━━ DATA FOR THIS TASK

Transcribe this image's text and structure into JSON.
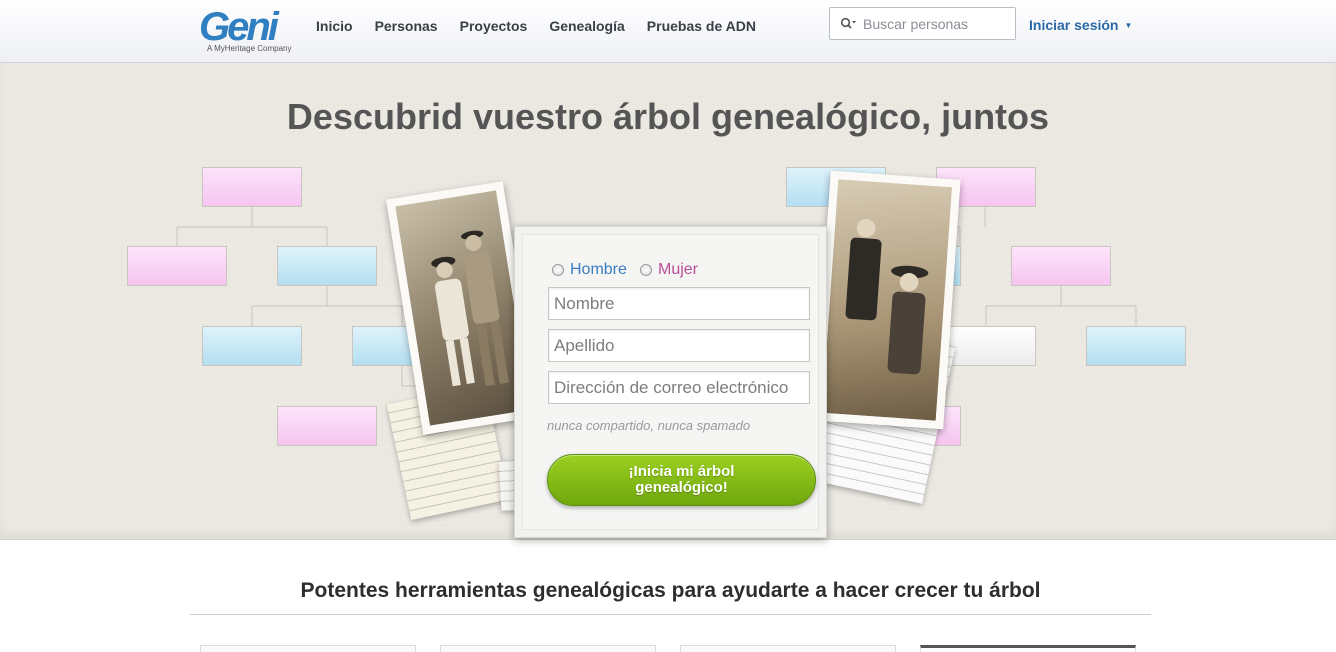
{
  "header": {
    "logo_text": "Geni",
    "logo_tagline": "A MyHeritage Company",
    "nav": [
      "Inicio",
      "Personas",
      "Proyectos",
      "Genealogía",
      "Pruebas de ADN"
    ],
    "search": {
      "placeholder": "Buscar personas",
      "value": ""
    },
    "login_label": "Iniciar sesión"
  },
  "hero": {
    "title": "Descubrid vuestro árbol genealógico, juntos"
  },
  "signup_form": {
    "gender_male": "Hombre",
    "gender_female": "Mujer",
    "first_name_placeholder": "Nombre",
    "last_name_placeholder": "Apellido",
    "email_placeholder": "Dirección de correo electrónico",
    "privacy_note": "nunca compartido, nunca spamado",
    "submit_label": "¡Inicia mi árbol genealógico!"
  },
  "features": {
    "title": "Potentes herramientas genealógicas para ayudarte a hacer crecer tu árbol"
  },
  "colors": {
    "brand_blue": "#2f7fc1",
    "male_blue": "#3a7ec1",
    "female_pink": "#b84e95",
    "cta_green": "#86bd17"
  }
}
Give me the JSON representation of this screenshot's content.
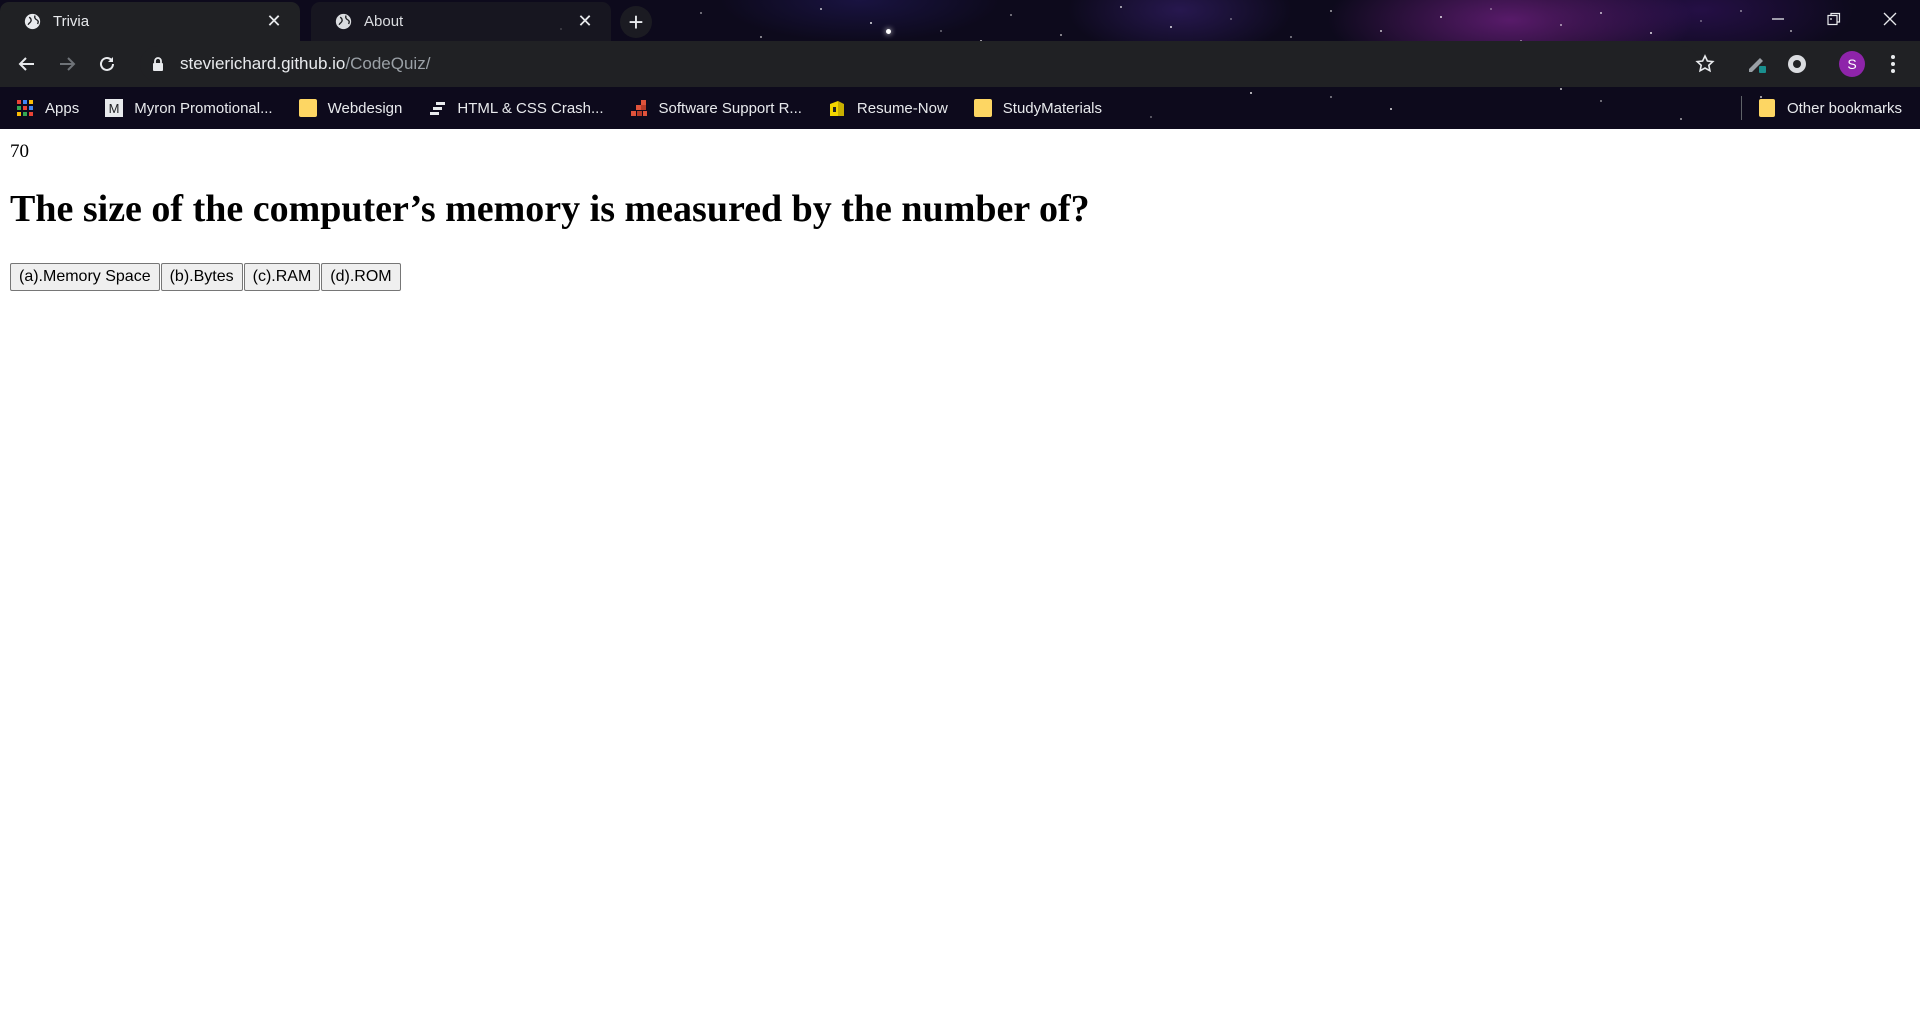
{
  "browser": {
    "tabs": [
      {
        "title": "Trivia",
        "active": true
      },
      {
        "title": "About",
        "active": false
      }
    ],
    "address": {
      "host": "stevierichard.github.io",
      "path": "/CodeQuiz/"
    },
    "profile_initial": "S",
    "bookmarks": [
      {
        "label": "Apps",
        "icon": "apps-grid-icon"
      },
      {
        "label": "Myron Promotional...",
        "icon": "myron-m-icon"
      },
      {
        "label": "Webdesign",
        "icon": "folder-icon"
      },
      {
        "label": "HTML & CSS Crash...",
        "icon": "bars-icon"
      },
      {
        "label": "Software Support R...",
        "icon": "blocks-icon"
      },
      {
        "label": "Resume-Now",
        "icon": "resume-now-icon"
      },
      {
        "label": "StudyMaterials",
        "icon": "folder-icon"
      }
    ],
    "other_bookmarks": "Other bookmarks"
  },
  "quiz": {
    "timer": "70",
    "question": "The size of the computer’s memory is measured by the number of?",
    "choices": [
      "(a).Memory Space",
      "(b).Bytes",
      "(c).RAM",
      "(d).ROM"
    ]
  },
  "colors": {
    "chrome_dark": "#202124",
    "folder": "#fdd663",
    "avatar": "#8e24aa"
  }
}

━━━━
━━ DATA FOR THIS TASK

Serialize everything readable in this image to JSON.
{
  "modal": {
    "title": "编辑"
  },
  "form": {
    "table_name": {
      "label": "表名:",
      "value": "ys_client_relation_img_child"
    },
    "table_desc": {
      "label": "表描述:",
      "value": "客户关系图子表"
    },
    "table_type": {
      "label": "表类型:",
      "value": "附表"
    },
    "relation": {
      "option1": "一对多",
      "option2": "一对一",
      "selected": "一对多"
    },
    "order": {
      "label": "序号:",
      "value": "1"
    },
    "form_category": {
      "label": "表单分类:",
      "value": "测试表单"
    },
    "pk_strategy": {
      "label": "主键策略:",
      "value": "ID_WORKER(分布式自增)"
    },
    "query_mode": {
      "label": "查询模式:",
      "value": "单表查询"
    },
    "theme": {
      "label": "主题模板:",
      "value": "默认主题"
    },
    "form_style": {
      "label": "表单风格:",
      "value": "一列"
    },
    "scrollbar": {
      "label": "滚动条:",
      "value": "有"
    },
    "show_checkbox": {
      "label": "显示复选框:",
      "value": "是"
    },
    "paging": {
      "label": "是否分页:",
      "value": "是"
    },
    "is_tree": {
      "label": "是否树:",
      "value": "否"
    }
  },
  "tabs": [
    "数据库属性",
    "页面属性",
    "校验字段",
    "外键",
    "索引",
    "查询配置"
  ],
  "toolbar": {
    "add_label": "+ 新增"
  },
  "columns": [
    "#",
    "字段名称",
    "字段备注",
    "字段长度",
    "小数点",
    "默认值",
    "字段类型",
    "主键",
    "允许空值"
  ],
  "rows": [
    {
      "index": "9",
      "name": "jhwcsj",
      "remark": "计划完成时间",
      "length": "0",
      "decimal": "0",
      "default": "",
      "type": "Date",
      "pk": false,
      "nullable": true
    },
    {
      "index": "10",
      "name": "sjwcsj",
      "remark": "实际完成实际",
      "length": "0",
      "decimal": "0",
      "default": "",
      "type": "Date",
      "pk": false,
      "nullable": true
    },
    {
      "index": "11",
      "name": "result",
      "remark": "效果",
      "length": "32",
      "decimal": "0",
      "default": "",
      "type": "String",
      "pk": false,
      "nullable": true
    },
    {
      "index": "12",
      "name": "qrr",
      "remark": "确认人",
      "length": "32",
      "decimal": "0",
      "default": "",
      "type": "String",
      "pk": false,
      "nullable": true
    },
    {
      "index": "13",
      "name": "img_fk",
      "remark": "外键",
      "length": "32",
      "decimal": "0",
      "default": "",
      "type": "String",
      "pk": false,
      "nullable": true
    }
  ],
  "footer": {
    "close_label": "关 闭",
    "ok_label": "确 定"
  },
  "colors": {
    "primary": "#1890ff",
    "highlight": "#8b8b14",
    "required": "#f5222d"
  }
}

━━━━

# [EXERCISE REQUIREMENTS]
Copy out each line in the listing that has the word "árbol".

# [CORRECT OUTPUT]
    "title": "Descubrid vuestro árbol genealógico, juntos"
    "submit_label": "¡Inicia mi árbol genealógico!"
    "title": "Potentes herramientas genealógicas para ayudarte a hacer crecer tu árbol"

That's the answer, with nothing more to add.